**Information provided:**
------------
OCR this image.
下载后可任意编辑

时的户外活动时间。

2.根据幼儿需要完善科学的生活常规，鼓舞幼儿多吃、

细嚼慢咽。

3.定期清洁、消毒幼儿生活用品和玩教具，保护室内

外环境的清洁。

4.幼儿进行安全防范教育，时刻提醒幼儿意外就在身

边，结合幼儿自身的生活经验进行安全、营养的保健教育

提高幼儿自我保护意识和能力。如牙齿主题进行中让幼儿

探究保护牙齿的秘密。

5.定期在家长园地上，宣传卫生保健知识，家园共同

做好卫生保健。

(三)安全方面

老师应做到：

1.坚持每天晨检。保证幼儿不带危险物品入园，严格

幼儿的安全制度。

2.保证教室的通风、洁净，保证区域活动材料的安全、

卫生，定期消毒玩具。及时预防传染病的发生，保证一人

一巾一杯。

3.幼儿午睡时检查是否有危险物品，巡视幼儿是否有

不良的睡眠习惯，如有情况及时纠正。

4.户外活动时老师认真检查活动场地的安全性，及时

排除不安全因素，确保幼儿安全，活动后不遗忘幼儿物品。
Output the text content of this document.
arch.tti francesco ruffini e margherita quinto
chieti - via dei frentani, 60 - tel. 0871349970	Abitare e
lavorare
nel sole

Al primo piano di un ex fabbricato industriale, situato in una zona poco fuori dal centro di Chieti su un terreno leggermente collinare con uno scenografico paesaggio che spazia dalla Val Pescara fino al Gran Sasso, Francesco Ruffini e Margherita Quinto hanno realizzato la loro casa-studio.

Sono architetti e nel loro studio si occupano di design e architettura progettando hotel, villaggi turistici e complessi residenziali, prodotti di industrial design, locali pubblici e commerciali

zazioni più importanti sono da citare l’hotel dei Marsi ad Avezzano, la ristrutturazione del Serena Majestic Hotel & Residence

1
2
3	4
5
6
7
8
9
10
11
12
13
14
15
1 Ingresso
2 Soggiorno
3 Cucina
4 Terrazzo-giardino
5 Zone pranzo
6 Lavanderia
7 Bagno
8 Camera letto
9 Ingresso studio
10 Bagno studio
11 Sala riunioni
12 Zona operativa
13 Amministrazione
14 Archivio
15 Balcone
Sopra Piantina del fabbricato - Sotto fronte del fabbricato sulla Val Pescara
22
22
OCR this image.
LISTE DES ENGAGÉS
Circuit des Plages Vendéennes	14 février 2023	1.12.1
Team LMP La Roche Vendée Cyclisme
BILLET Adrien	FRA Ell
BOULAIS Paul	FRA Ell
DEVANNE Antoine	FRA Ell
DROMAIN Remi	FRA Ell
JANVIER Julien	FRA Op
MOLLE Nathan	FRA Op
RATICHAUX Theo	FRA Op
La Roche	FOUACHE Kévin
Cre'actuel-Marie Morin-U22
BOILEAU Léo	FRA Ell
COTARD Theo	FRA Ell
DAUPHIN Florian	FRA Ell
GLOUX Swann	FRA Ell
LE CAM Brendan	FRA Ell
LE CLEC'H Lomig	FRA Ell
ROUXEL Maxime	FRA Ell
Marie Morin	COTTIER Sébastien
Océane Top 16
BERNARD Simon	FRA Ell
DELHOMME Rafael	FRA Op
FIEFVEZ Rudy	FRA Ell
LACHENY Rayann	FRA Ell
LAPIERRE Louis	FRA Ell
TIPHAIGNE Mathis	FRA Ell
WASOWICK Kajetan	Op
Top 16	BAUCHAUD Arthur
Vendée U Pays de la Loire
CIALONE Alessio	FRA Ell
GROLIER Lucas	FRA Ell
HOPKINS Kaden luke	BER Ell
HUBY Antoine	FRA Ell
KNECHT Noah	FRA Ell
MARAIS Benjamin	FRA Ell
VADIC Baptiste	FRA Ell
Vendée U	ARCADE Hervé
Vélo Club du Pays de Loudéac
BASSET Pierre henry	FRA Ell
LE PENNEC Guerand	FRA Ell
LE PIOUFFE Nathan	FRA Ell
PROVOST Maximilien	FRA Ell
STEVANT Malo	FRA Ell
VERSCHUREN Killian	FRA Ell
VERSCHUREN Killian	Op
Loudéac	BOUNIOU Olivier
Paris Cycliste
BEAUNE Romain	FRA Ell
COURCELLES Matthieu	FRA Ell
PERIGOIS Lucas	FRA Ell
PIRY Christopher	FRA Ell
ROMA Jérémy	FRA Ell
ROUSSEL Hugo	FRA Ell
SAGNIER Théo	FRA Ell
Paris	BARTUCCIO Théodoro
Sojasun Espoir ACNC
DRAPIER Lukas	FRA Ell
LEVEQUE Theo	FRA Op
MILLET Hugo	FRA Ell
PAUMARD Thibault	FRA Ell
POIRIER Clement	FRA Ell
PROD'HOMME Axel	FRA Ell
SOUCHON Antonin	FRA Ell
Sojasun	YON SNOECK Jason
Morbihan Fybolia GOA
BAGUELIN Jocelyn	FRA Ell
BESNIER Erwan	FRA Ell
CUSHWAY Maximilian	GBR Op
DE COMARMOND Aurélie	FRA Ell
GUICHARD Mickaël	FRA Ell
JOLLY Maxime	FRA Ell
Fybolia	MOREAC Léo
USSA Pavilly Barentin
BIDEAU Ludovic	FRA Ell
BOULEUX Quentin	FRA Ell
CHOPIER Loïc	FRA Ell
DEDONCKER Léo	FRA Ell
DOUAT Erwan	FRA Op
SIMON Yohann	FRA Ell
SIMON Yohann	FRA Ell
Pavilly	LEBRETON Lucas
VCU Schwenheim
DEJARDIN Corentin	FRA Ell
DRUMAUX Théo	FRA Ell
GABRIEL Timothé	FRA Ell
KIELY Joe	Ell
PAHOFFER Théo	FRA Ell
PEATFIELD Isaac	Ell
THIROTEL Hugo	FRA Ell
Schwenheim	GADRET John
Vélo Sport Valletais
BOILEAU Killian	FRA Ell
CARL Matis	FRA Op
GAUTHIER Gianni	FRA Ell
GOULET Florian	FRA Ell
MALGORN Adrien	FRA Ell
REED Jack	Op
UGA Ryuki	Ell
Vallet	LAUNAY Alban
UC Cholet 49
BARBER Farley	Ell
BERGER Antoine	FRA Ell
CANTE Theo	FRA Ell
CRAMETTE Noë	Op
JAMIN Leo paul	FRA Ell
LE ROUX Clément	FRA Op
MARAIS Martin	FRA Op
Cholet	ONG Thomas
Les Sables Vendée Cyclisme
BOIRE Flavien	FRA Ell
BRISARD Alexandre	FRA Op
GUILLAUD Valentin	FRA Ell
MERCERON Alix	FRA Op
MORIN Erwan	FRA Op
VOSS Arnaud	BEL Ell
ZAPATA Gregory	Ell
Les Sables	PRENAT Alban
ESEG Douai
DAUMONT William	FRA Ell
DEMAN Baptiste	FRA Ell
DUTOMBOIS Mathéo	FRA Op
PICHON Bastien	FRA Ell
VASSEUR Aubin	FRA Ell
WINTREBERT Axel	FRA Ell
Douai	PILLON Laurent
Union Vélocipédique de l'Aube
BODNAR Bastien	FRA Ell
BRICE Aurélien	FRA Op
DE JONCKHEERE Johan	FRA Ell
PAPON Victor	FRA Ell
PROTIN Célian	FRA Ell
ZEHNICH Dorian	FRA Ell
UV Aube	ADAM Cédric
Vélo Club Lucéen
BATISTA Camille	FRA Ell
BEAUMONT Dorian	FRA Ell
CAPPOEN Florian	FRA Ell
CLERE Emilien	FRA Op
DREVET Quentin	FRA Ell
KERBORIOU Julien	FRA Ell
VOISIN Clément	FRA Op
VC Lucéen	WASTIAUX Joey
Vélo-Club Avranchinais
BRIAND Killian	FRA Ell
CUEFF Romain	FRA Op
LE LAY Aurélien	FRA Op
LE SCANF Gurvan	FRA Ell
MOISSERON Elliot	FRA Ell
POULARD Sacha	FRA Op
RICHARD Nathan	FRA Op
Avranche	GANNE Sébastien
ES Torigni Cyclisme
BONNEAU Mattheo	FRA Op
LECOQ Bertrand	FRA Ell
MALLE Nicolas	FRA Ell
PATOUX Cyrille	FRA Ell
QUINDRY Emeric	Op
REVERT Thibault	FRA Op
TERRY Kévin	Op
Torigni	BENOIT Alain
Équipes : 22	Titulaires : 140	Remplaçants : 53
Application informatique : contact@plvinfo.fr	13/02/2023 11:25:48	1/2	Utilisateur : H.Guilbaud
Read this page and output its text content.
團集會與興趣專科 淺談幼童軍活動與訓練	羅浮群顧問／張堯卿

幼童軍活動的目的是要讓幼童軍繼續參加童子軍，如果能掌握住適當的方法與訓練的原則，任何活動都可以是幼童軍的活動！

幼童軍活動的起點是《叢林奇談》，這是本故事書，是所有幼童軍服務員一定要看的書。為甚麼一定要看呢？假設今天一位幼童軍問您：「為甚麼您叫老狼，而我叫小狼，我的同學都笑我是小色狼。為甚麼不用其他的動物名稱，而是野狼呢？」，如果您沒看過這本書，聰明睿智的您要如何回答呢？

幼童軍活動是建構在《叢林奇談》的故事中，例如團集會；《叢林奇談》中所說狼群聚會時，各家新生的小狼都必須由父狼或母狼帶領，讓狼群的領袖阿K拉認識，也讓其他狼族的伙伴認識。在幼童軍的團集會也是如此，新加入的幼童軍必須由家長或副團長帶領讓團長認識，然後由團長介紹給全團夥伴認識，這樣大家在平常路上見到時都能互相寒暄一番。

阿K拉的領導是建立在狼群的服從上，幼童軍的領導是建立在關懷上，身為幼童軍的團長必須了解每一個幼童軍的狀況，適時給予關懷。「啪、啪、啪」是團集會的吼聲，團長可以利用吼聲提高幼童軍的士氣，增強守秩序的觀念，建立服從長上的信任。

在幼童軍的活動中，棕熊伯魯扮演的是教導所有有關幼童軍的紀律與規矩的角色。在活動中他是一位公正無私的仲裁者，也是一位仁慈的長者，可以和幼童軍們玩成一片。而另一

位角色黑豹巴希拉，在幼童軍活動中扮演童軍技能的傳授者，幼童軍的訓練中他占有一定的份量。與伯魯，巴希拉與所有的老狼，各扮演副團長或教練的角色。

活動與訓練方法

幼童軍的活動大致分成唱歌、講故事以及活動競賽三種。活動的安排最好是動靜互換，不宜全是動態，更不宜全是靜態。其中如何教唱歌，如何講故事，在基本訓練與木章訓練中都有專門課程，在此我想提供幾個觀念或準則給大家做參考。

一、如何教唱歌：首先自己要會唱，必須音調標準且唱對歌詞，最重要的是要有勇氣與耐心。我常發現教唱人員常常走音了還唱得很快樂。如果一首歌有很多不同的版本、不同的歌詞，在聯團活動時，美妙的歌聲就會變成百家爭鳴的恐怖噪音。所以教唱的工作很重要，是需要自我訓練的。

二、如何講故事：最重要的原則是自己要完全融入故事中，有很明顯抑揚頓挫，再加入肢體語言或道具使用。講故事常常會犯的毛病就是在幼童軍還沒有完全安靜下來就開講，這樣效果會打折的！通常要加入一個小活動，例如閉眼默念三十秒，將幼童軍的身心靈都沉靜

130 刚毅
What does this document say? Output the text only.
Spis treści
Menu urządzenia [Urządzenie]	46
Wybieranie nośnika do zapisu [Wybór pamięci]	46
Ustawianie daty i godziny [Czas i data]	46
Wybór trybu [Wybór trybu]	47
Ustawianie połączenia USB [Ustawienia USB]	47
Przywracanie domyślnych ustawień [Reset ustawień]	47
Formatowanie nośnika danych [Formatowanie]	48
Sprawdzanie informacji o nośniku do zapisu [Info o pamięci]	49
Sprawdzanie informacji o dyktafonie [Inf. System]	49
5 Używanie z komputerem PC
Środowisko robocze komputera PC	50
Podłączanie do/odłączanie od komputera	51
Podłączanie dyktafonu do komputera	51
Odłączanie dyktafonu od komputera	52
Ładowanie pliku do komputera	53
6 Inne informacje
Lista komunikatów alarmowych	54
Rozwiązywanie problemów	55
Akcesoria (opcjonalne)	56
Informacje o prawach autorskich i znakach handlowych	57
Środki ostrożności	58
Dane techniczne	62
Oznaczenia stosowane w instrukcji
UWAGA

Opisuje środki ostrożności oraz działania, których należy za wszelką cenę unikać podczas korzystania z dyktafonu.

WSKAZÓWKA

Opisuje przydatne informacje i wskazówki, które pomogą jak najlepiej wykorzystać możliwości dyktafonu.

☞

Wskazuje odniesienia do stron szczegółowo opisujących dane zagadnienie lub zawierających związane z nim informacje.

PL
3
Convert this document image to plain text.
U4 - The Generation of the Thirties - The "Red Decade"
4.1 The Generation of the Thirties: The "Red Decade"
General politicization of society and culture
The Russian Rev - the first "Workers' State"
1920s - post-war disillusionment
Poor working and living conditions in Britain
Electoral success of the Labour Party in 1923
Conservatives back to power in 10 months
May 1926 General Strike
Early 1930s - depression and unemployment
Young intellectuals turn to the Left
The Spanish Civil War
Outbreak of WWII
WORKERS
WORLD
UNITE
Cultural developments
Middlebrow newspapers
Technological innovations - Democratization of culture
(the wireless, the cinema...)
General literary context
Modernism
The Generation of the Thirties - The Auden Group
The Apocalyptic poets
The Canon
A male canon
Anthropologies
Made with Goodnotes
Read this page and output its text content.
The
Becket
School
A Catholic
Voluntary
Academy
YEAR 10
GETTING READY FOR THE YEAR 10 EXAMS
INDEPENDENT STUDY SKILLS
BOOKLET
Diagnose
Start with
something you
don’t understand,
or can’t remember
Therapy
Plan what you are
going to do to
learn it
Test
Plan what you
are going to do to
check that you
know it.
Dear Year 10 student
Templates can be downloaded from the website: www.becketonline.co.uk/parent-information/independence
------------
**Exercise details:**
Give the lines from the one containing "Convert this document image to plain text." through the end of the entries again, exactly as written and with no other lines.

**Reply to the task:**
Convert this document image to plain text.
U4 - The Generation of the Thirties - The "Red Decade"
4.1 The Generation of the Thirties: The "Red Decade"
General politicization of society and culture
The Russian Rev - the first "Workers' State"
1920s - post-war disillusionment
Poor working and living conditions in Britain
Electoral success of the Labour Party in 1923
Conservatives back to power in 10 months
May 1926 General Strike
Early 1930s - depression and unemployment
Young intellectuals turn to the Left
The Spanish Civil War
Outbreak of WWII
WORKERS
WORLD
UNITE
Cultural developments
Middlebrow newspapers
Technological innovations - Democratization of culture
(the wireless, the cinema...)
General literary context
Modernism
The Generation of the Thirties - The Auden Group
The Apocalyptic poets
The Canon
A male canon
Anthropologies
Made with Goodnotes
Read this page and output its text content.
The
Becket
School
A Catholic
Voluntary
Academy
YEAR 10
GETTING READY FOR THE YEAR 10 EXAMS
INDEPENDENT STUDY SKILLS
BOOKLET
Diagnose
Start with
something you
don’t understand,
or can’t remember
Therapy
Plan what you are
going to do to
learn it
Test
Plan what you
are going to do to
check that you
know it.
Dear Year 10 student
Templates can be downloaded from the website: www.becketonline.co.uk/parent-information/independence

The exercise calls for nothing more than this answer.